--- START Records provided ---
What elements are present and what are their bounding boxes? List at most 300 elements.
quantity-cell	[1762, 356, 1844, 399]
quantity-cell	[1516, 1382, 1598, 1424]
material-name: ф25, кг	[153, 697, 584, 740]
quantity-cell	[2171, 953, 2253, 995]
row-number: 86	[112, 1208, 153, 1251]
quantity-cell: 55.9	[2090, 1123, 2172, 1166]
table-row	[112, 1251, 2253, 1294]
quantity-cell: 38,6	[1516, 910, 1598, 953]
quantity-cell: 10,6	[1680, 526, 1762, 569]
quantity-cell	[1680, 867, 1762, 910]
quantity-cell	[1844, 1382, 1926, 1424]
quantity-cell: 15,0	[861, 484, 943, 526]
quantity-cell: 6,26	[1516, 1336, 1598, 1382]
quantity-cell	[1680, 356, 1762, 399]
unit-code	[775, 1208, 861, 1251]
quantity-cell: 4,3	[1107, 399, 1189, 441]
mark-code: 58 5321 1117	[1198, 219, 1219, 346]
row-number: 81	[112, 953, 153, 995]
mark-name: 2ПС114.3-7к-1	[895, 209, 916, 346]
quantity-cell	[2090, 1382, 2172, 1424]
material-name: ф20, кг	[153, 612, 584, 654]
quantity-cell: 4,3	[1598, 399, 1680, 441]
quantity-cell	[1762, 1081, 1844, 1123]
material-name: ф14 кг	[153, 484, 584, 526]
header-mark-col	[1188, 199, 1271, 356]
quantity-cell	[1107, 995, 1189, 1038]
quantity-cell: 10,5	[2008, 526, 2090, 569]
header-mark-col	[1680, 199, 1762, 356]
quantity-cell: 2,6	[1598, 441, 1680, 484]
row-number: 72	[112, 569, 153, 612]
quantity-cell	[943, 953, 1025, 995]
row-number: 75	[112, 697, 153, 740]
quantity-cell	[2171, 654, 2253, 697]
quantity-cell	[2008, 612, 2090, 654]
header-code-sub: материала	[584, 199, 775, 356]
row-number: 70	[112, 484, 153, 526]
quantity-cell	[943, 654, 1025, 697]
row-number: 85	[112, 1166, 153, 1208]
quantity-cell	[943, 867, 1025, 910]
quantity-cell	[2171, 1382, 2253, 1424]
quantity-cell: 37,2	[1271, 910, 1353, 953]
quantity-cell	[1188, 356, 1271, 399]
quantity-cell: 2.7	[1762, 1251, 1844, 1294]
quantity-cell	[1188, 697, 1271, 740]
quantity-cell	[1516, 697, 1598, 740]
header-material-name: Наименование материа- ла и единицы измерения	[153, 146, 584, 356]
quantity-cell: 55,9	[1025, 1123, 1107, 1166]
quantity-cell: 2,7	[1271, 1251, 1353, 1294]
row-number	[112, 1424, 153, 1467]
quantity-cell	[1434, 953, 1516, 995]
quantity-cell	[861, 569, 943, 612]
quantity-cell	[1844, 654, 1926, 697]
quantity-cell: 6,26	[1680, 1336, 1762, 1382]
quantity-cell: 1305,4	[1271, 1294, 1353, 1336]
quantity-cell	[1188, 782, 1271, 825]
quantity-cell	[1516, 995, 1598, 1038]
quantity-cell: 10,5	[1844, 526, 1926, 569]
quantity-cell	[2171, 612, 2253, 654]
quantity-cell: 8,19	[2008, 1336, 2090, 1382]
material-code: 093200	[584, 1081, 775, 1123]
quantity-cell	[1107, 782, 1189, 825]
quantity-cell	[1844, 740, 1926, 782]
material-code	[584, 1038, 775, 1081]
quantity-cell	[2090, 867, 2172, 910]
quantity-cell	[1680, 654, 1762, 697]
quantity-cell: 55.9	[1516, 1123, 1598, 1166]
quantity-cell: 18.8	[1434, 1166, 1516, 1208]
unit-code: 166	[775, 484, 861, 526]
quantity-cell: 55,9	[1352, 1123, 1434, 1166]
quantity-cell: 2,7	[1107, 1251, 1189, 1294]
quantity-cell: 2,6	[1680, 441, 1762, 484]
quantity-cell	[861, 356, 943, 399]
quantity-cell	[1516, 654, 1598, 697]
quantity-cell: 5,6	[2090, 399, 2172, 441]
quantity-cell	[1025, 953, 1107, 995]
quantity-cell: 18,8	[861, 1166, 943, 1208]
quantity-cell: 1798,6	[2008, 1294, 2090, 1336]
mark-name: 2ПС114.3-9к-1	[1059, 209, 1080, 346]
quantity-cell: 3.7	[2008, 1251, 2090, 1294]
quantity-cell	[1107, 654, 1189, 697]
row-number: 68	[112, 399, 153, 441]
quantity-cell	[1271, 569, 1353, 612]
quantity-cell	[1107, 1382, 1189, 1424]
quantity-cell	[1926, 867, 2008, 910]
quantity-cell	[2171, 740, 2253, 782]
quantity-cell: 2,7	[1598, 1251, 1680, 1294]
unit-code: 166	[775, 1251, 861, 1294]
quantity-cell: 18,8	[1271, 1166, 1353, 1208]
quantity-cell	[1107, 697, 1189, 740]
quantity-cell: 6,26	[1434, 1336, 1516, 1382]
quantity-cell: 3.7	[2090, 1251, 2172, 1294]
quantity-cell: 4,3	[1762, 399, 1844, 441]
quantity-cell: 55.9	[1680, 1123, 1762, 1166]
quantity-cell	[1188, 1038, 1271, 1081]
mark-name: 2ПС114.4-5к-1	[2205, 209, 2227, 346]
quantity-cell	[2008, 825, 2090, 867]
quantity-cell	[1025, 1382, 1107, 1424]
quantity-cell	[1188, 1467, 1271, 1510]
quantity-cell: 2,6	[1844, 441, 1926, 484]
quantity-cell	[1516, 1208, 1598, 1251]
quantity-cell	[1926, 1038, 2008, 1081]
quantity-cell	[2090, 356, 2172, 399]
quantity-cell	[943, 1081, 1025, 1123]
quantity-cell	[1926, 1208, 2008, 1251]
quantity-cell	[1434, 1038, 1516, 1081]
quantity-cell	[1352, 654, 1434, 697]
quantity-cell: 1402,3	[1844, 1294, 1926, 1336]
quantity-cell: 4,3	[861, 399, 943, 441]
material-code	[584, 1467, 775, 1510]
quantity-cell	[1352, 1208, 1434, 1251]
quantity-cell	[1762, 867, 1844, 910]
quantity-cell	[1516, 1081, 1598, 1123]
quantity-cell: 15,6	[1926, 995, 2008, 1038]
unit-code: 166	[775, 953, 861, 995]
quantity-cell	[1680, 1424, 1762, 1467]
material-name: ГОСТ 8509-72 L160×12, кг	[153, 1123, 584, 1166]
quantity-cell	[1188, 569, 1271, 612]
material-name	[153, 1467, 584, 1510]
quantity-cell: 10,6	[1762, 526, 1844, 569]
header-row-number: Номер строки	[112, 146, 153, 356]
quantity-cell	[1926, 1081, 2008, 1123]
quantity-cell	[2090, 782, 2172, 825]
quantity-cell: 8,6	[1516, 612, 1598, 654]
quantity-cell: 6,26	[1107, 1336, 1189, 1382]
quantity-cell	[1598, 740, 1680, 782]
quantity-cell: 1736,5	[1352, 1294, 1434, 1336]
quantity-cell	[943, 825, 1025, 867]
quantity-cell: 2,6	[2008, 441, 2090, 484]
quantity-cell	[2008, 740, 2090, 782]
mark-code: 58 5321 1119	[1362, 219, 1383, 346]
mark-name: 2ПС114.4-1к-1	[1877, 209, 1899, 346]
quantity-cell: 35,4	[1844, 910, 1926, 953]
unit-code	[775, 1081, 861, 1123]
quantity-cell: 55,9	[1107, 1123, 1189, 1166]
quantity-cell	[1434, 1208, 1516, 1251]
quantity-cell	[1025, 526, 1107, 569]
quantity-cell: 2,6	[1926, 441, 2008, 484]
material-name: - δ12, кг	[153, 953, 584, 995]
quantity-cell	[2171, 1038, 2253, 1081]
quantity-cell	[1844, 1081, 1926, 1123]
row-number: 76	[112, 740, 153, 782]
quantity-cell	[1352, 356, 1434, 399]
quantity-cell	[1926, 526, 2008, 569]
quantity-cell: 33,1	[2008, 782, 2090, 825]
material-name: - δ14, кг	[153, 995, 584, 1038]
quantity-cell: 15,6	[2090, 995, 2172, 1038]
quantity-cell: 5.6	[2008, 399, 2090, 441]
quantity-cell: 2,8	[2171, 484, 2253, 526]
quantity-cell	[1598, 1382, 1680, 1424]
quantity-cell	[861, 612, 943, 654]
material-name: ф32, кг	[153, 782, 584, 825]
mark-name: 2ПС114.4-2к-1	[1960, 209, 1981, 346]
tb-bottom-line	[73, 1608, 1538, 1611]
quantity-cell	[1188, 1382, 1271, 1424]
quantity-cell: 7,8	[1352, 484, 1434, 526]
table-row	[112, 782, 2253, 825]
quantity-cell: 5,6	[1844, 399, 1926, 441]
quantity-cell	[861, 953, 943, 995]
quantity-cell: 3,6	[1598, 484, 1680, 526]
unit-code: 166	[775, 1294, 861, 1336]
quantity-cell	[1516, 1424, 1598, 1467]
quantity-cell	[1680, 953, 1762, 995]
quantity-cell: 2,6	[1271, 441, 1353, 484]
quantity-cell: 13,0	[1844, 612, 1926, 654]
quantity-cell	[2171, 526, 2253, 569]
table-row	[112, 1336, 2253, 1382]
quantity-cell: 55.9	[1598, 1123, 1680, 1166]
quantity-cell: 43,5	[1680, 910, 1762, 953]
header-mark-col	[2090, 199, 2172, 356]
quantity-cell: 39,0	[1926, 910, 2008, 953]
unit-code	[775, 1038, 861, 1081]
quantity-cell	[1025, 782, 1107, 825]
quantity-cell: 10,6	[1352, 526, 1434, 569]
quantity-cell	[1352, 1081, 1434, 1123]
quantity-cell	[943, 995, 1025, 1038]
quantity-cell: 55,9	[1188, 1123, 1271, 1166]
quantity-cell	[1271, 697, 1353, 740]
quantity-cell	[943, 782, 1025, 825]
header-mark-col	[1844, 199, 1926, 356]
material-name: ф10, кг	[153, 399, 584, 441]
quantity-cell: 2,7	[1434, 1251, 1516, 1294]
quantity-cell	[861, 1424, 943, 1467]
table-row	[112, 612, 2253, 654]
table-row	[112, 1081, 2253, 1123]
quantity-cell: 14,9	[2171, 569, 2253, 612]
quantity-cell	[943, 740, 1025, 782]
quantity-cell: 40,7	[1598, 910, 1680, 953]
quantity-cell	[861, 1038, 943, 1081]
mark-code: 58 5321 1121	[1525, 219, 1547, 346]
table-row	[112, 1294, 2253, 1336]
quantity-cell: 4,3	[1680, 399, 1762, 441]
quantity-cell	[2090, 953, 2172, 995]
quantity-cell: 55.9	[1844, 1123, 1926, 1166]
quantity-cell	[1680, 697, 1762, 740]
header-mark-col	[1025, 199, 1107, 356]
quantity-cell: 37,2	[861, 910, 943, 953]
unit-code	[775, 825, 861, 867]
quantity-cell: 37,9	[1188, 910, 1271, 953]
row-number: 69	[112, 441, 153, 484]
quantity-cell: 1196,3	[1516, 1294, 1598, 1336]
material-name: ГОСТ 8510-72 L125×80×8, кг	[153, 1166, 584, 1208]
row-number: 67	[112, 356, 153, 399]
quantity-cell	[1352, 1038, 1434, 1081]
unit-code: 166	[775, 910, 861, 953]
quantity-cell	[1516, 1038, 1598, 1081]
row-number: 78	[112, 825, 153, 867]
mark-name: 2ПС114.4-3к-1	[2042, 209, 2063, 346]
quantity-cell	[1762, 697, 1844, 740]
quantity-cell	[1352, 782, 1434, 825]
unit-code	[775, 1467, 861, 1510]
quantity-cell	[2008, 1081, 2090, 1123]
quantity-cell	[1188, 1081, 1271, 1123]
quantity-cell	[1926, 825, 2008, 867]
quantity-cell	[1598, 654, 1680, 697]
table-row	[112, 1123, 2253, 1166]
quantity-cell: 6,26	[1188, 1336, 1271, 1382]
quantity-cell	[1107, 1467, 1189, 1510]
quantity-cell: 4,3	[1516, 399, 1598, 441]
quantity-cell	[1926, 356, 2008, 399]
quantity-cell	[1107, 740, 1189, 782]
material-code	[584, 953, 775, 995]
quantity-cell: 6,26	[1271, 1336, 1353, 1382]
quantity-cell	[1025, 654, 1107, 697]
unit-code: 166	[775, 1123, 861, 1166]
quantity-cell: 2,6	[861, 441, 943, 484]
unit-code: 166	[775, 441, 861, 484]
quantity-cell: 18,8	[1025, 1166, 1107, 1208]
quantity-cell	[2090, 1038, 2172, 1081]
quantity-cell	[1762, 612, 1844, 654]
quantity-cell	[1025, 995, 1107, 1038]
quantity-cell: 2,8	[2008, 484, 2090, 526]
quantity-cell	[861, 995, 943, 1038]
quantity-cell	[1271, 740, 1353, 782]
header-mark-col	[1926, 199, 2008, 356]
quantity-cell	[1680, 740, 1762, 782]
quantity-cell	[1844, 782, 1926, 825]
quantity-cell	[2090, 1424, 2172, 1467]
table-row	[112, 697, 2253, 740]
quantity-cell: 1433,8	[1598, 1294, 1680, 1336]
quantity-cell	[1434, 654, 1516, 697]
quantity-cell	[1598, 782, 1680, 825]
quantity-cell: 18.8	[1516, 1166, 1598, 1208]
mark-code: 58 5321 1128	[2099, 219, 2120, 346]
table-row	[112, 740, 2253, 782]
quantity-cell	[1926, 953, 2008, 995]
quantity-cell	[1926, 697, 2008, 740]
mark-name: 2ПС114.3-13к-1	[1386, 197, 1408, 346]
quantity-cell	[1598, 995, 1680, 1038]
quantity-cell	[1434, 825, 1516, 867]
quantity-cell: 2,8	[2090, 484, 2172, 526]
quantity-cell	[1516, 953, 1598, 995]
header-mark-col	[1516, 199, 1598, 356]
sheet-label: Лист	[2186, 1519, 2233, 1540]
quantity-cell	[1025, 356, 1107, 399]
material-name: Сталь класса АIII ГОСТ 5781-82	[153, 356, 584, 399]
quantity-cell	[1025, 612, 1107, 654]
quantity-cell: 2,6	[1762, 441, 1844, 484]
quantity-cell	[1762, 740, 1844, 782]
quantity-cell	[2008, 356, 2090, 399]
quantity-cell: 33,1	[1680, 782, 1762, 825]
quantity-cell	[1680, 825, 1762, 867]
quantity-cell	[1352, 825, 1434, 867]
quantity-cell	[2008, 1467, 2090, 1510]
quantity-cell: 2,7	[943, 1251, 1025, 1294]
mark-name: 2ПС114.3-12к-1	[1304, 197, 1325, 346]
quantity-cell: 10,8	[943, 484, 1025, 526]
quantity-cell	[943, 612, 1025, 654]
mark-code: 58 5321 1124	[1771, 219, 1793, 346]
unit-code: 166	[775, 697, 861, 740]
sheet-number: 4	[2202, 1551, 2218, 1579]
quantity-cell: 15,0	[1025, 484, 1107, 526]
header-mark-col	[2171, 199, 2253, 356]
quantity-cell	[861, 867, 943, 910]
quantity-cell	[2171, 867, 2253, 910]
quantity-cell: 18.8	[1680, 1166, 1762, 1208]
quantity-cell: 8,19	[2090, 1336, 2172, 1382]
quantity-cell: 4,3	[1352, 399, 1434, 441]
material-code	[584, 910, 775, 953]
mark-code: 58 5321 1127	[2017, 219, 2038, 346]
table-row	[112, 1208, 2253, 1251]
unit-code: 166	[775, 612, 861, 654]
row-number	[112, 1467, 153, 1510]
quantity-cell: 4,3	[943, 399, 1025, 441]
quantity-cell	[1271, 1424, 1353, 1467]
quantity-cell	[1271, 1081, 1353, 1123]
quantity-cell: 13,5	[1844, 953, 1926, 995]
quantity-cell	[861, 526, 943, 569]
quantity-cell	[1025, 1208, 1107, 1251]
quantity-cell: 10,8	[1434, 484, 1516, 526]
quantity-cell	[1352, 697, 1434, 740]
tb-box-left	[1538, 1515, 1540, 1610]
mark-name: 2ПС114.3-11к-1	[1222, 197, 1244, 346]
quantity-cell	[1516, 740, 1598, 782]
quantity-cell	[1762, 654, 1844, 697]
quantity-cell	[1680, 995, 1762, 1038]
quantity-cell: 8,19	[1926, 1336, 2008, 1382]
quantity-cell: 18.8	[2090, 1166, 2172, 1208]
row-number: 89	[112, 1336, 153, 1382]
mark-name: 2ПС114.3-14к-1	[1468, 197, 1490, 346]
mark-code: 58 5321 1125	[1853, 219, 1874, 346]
--- END Records provided ---
• _Task prompt_
Select each line above that contains the string "ГОСТ", treating uppercase and lowercase as distinct.

• _Solution for this exercise_
material-name: ГОСТ 8509-72 L160×12, кг	[153, 1123, 584, 1166]
material-name: ГОСТ 8510-72 L125×80×8, кг	[153, 1166, 584, 1208]
material-name: Сталь класса АIII ГОСТ 5781-82	[153, 356, 584, 399]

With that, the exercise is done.